## THE PROBLEM:
Extract the lines that carry the string "title" from the listing.

(Figure content listings)
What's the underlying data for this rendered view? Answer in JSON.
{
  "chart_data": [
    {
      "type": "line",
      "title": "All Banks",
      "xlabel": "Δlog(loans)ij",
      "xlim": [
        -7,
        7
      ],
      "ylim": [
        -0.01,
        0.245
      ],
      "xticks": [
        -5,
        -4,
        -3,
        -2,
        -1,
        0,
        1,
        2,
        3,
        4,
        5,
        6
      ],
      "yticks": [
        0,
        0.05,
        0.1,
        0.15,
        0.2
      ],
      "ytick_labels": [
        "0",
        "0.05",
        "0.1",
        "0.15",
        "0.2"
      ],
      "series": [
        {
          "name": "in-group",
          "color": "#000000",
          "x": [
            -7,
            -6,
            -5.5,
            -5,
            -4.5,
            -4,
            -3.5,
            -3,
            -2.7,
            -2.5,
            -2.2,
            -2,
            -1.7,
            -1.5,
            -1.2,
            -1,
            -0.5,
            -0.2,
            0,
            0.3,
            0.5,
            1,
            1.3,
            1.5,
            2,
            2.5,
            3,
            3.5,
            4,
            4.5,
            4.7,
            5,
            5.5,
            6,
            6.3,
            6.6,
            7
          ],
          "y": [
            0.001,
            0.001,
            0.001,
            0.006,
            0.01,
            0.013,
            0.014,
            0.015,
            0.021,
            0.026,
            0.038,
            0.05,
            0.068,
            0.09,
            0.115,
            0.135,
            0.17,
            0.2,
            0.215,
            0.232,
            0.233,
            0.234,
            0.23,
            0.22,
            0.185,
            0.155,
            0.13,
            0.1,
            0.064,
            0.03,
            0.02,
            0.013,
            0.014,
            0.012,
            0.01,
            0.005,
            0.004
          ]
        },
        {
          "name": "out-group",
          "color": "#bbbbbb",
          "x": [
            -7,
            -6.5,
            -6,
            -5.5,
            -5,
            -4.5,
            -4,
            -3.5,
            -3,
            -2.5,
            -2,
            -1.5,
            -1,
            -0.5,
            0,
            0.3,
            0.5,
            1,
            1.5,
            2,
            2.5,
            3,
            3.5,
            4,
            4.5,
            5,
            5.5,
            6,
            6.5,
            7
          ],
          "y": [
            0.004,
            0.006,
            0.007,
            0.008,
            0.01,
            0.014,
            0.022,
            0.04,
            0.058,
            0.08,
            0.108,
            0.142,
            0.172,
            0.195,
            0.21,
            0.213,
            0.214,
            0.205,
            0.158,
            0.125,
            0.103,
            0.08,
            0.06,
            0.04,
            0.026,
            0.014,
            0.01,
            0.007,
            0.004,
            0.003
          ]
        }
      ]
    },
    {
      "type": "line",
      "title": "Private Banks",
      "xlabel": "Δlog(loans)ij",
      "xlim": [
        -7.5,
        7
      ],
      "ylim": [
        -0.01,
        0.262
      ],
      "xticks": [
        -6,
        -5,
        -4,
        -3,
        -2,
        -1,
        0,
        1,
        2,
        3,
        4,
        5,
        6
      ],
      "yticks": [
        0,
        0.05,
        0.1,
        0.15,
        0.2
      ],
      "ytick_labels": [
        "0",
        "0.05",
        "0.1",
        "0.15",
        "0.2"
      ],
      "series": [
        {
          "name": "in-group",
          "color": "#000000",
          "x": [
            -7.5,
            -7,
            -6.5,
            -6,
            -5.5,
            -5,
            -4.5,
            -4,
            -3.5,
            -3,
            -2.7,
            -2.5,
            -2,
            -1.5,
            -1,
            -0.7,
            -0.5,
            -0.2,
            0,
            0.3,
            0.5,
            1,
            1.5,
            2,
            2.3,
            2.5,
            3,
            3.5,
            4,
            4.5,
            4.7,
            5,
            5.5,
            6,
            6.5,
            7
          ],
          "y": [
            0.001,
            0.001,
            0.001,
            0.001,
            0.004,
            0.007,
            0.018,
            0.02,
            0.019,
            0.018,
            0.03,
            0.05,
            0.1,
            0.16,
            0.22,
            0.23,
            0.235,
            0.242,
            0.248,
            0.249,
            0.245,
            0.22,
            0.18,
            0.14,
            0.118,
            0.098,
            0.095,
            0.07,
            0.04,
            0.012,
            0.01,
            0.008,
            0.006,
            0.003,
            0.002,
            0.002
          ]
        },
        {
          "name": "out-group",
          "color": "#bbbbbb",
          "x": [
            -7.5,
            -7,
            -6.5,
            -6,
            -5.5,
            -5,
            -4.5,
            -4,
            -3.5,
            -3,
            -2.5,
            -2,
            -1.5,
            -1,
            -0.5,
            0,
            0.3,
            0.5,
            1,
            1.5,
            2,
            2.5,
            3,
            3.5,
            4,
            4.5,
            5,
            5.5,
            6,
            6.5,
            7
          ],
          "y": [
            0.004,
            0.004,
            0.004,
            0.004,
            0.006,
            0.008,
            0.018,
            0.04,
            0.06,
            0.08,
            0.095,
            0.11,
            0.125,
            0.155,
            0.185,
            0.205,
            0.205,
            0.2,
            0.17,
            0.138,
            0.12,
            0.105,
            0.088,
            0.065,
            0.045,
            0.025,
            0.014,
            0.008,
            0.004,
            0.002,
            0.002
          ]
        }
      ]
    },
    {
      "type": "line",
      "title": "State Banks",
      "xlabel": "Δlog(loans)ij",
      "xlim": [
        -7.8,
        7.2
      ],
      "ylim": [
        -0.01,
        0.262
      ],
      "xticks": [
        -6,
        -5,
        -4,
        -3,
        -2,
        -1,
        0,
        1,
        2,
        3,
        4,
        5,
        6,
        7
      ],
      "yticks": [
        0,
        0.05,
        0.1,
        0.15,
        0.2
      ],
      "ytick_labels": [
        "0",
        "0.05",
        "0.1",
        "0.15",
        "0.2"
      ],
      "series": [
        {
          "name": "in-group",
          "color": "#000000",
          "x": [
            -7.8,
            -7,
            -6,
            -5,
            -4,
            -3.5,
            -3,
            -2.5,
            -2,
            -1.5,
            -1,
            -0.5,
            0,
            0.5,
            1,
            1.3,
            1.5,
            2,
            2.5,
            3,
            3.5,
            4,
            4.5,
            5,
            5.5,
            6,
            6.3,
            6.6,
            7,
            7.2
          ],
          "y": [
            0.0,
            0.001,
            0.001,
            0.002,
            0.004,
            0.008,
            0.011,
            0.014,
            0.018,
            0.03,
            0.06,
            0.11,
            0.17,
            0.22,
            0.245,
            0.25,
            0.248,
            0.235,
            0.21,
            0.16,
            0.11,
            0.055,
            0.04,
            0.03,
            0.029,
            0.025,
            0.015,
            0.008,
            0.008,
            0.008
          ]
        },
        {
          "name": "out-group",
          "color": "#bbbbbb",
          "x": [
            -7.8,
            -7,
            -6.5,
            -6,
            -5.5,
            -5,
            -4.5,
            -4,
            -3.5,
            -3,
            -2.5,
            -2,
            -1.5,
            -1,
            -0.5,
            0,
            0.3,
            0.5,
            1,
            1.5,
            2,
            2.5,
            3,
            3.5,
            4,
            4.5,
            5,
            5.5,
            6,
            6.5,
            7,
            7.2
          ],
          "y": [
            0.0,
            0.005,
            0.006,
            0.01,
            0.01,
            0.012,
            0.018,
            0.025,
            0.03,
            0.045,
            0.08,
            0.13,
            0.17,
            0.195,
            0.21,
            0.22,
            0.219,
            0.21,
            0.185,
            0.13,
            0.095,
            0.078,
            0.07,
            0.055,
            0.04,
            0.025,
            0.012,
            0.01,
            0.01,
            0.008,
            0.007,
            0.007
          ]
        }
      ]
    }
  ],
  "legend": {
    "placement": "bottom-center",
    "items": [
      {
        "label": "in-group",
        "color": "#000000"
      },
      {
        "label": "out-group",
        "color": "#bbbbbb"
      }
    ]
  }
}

## TASK RESPONSE:
      "title": "All Banks",
      "title": "Private Banks",
      "title": "State Banks",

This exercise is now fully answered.